Task to carry out
Can you reproduce, word for word, the records below from their first line through the line containing "806, 178, 836]", including both of those lines?

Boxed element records
________________________
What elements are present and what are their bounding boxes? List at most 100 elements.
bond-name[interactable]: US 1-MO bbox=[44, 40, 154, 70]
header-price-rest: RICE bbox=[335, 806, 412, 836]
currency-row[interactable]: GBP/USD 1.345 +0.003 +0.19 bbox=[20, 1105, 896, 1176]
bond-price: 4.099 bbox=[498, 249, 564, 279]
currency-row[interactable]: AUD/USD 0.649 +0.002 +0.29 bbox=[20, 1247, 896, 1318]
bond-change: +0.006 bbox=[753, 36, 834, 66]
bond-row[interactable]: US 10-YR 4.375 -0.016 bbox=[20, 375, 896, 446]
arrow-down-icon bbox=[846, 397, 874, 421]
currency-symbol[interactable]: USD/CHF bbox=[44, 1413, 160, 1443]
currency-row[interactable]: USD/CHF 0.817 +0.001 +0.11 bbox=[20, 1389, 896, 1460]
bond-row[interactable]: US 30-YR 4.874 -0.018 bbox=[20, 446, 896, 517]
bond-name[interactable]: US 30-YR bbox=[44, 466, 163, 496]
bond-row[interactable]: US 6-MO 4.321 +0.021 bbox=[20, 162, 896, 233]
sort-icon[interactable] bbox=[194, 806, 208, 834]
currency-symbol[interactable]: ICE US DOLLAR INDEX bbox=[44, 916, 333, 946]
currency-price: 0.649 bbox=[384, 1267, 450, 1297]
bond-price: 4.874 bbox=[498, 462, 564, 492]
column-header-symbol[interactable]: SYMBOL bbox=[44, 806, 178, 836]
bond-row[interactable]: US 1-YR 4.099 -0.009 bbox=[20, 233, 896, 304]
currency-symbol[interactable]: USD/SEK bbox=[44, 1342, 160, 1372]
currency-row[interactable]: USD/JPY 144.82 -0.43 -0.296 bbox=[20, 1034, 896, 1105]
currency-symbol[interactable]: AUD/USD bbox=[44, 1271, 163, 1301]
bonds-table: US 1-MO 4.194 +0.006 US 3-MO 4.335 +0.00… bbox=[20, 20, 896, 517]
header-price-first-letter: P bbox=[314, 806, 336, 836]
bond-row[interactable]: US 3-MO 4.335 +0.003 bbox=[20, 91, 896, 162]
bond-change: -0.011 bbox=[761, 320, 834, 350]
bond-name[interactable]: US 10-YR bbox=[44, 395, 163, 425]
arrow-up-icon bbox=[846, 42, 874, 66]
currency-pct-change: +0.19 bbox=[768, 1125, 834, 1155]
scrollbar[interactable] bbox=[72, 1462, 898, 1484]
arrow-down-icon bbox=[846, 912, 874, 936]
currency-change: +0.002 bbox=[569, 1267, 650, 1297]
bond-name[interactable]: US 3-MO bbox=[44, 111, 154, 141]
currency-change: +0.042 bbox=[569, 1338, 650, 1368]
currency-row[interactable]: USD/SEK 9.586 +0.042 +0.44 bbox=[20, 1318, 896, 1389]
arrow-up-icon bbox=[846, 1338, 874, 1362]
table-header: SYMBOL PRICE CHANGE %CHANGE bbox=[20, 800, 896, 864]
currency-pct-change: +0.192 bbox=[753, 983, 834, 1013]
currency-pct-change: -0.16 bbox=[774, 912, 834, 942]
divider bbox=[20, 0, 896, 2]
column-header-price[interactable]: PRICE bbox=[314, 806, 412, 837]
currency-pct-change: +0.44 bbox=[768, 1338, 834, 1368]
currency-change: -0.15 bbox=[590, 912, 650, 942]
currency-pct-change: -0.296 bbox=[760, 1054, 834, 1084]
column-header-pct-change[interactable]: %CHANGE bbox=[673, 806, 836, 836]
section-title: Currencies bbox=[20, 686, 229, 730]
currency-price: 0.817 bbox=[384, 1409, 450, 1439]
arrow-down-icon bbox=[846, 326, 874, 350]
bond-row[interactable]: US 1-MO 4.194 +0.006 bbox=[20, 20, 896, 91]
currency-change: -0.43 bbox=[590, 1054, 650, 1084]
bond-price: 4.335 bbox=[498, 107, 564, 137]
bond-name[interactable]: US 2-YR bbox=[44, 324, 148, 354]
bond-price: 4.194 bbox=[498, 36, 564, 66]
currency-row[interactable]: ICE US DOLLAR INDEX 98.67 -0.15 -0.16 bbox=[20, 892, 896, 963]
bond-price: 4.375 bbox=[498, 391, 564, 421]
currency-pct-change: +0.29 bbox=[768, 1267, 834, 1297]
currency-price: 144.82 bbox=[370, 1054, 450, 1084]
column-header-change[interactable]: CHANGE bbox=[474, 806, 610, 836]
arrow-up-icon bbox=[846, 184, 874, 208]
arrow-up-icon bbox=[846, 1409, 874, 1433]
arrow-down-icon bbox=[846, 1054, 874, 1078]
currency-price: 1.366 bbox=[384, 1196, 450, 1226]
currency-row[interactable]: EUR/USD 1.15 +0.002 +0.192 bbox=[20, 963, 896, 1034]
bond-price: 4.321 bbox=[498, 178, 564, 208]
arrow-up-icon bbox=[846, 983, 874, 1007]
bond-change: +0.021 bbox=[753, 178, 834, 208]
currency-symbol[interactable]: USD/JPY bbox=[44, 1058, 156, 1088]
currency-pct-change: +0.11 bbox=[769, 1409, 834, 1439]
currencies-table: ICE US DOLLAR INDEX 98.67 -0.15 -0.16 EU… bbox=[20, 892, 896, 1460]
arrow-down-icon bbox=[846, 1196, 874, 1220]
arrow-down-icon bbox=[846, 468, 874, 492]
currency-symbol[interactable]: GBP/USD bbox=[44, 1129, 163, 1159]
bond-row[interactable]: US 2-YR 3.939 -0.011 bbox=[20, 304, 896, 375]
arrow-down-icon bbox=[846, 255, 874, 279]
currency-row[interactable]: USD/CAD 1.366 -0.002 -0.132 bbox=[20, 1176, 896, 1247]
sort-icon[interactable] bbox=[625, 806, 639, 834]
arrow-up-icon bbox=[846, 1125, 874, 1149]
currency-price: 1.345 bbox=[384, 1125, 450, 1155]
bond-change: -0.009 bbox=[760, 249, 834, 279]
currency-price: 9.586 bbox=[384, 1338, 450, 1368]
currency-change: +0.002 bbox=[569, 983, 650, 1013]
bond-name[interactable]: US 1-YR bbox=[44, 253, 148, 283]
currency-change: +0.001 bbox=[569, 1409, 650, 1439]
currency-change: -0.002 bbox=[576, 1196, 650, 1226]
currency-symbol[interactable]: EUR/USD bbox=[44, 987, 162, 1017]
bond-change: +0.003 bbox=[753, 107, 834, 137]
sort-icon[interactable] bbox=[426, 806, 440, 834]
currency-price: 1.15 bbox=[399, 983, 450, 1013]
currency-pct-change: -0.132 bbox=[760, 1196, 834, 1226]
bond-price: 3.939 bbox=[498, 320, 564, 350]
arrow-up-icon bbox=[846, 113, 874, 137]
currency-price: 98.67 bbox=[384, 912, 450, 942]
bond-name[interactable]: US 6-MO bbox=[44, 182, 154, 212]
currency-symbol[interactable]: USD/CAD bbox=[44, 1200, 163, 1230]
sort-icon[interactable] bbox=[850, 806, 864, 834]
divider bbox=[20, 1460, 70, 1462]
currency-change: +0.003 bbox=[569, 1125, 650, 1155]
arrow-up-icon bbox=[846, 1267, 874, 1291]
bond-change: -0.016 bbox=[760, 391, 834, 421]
________________________
Response
What elements are present and what are their bounding boxes? List at most 100 elements.
bond-name[interactable]: US 1-MO bbox=[44, 40, 154, 70]
header-price-rest: RICE bbox=[335, 806, 412, 836]
currency-row[interactable]: GBP/USD 1.345 +0.003 +0.19 bbox=[20, 1105, 896, 1176]
bond-price: 4.099 bbox=[498, 249, 564, 279]
currency-row[interactable]: AUD/USD 0.649 +0.002 +0.29 bbox=[20, 1247, 896, 1318]
bond-change: +0.006 bbox=[753, 36, 834, 66]
bond-row[interactable]: US 10-YR 4.375 -0.016 bbox=[20, 375, 896, 446]
arrow-down-icon bbox=[846, 397, 874, 421]
currency-symbol[interactable]: USD/CHF bbox=[44, 1413, 160, 1443]
currency-row[interactable]: USD/CHF 0.817 +0.001 +0.11 bbox=[20, 1389, 896, 1460]
bond-row[interactable]: US 30-YR 4.874 -0.018 bbox=[20, 446, 896, 517]
bond-name[interactable]: US 30-YR bbox=[44, 466, 163, 496]
bond-row[interactable]: US 6-MO 4.321 +0.021 bbox=[20, 162, 896, 233]
sort-icon[interactable] bbox=[194, 806, 208, 834]
currency-symbol[interactable]: ICE US DOLLAR INDEX bbox=[44, 916, 333, 946]
currency-price: 0.649 bbox=[384, 1267, 450, 1297]
bond-price: 4.874 bbox=[498, 462, 564, 492]
column-header-symbol[interactable]: SYMBOL bbox=[44, 806, 178, 836]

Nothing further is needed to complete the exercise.